[Source data]
——

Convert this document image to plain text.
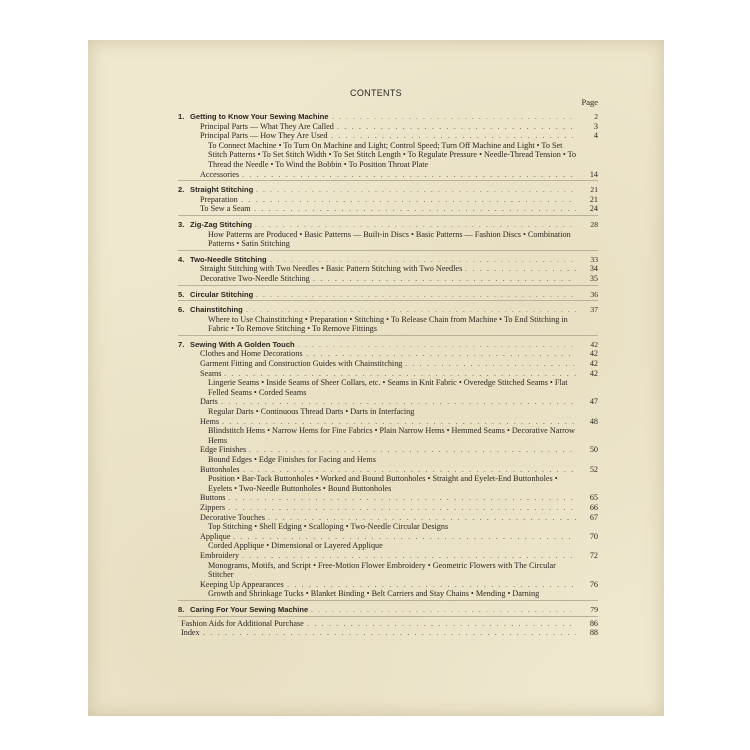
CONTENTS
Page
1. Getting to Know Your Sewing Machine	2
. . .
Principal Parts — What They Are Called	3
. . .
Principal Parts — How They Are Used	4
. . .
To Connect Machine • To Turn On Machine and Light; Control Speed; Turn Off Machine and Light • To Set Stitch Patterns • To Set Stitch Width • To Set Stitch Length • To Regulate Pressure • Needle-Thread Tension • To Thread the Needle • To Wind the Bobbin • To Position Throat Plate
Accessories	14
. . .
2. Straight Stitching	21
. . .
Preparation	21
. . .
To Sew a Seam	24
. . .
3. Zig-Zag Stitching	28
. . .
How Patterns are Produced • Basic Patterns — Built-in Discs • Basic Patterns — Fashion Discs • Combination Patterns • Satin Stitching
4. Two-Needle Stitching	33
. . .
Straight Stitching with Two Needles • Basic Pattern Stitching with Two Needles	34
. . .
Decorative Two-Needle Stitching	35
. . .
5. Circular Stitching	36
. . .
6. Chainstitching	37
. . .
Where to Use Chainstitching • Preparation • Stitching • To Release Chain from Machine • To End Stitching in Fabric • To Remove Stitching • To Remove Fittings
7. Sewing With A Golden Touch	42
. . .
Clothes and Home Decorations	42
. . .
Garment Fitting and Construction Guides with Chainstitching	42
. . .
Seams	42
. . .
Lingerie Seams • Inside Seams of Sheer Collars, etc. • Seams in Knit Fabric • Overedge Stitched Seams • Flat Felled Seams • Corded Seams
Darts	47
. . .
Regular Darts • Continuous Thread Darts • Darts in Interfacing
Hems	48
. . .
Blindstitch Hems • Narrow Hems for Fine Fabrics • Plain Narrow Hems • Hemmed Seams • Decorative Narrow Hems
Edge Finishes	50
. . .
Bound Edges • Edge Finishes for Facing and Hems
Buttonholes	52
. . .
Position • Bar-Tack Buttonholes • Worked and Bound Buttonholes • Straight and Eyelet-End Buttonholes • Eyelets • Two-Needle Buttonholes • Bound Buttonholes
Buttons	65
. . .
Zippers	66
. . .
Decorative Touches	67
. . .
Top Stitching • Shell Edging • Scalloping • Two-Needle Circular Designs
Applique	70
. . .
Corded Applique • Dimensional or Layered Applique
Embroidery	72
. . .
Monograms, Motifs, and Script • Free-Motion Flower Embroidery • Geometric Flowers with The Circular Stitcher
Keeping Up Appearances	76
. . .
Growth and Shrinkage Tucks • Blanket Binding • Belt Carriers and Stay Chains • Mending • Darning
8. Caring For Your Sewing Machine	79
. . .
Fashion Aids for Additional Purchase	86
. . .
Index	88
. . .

——

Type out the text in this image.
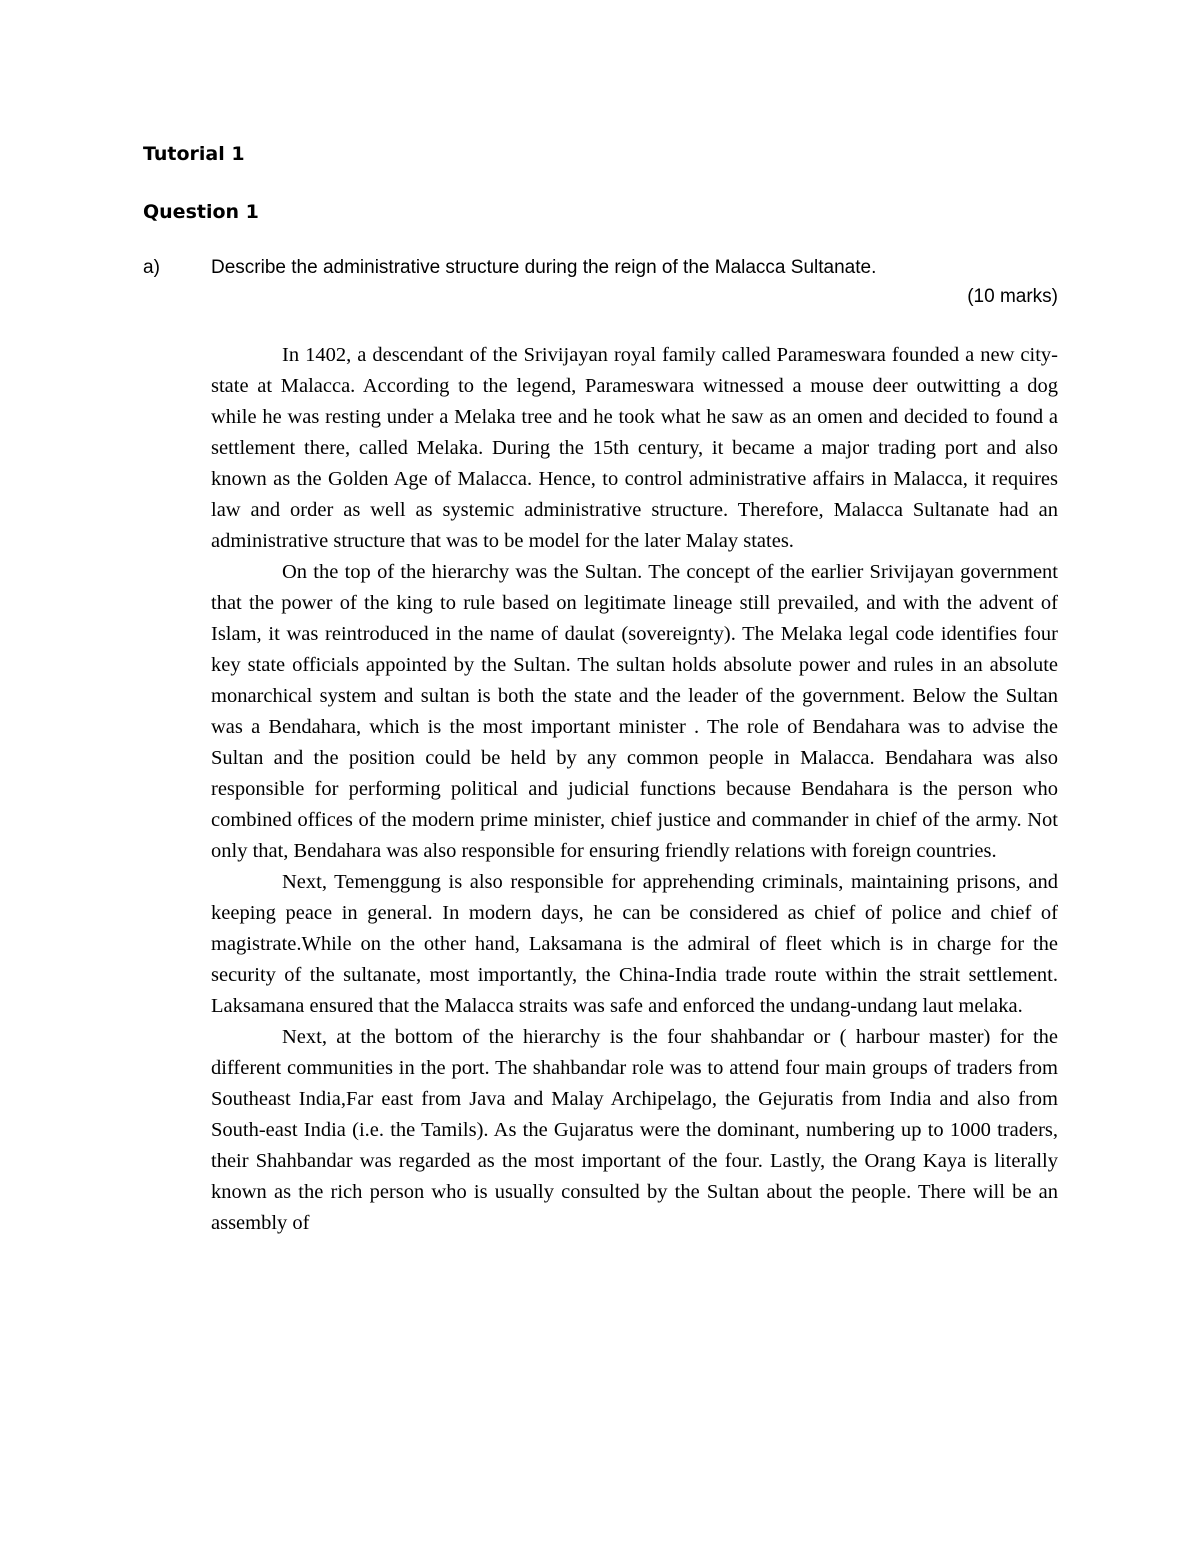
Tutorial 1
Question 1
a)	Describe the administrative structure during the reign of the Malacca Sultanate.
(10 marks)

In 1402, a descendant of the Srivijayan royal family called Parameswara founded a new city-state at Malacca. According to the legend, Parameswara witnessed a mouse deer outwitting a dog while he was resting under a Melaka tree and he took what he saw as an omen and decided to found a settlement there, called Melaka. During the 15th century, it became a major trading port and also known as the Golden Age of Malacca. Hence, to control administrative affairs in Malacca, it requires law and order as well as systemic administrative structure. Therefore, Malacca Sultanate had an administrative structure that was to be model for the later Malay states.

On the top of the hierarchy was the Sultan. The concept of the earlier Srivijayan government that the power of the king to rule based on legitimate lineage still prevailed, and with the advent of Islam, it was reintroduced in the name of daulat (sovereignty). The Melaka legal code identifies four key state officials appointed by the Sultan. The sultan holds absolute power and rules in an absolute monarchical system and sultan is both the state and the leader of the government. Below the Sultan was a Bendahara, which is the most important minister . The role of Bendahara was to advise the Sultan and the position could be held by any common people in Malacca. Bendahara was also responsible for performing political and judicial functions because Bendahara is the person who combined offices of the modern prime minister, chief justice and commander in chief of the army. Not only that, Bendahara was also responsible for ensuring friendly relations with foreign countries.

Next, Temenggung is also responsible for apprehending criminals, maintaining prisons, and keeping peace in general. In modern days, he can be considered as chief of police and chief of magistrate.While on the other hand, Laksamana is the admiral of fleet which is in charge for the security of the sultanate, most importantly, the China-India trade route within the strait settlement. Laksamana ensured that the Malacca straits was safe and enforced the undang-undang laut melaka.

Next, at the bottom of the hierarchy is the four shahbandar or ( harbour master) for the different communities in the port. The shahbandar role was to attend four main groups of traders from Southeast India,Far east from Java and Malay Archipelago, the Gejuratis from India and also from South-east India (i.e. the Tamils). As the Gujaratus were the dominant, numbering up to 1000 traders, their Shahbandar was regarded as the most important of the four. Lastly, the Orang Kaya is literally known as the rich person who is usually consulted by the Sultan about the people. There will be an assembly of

——

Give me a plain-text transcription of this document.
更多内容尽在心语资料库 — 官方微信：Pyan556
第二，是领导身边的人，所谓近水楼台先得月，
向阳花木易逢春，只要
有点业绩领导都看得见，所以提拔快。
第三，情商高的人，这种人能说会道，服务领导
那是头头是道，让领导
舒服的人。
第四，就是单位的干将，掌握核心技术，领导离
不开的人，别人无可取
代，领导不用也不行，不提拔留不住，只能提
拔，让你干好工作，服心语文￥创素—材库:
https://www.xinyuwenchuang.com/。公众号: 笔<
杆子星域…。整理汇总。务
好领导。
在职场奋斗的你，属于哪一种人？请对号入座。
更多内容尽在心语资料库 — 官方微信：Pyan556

——

- WORK TO DO -
How many lines of these entries contain "Seams"? Answer with the number and nothing else.

- TASK SOLUTION -
3